Data listing
'''

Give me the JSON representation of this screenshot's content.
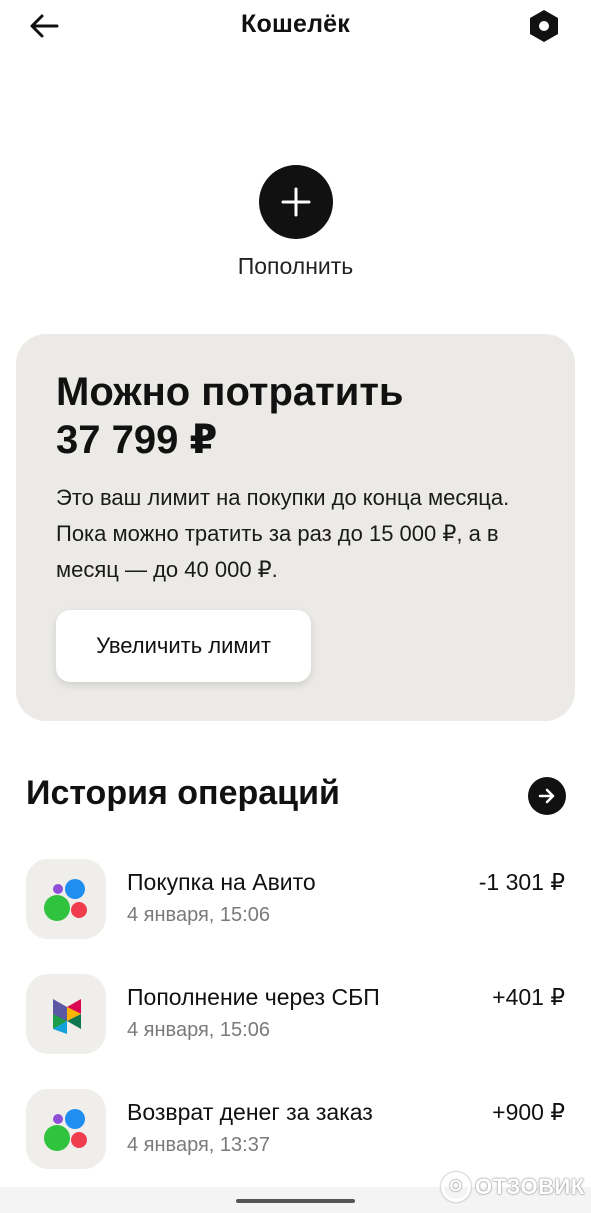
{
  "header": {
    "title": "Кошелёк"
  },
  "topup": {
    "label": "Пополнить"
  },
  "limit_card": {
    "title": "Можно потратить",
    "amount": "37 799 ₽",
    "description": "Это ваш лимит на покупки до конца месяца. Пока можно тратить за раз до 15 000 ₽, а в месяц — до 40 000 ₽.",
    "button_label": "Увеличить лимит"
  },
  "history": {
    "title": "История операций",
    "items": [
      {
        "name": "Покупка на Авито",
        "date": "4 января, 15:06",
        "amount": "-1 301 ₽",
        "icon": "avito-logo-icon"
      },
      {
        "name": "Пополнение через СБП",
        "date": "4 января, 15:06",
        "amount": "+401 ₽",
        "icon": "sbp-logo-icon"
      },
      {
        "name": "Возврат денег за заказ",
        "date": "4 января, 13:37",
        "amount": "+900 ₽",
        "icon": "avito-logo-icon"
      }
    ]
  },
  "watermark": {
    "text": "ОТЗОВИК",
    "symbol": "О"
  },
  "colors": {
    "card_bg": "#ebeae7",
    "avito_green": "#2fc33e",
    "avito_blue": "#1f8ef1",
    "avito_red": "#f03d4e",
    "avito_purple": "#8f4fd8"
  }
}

'''
'''

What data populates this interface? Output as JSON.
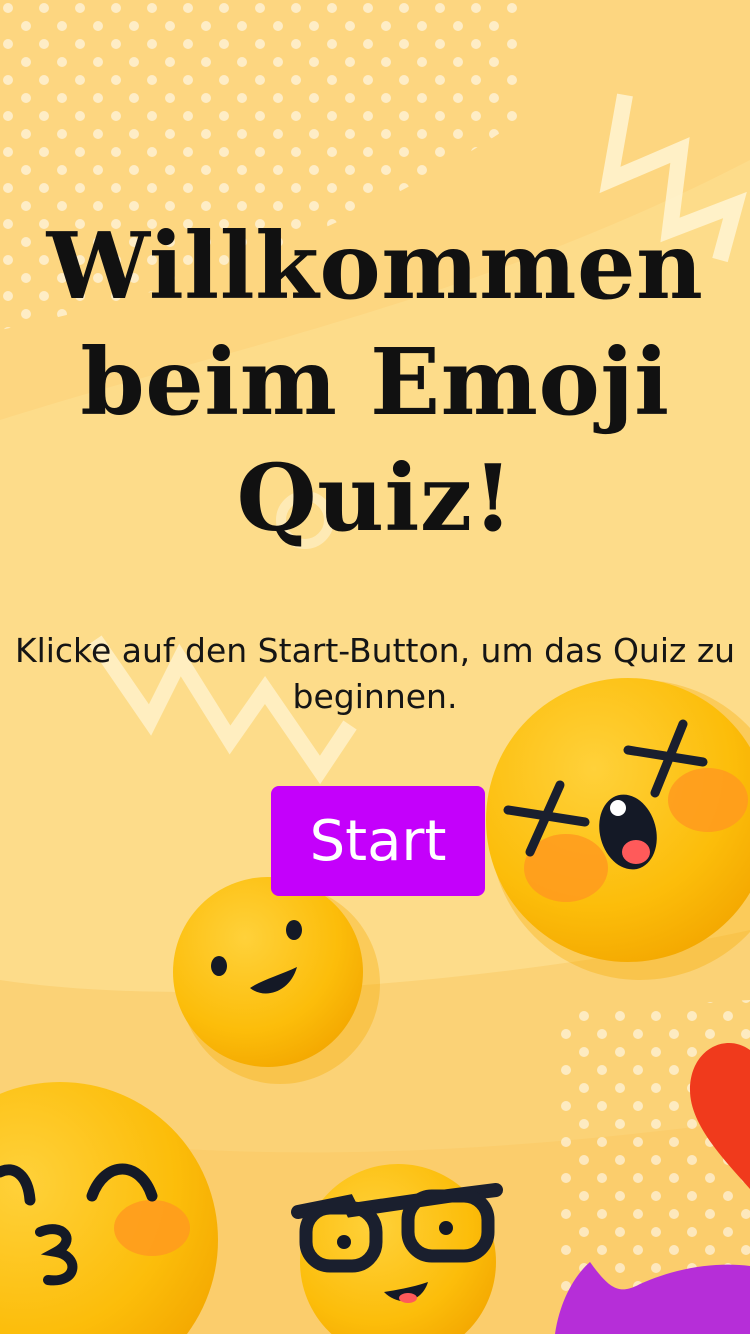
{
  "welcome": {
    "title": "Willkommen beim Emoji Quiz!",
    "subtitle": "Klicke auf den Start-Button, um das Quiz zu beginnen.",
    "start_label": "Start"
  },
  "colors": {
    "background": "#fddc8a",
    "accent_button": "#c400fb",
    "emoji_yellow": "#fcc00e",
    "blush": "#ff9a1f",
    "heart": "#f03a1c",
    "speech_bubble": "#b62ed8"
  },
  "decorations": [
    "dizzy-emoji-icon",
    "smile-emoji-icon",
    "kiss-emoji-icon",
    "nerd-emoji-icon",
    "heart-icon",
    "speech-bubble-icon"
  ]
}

'''

Task
List all lines holding the string "лимит".

Output of the exercise
    "description": "Это ваш лимит на покупки до конца месяца. Пока можно тратить за раз до 15 000 ₽, а в месяц — до 40 000 ₽.",
    "button_label": "Увеличить лимит"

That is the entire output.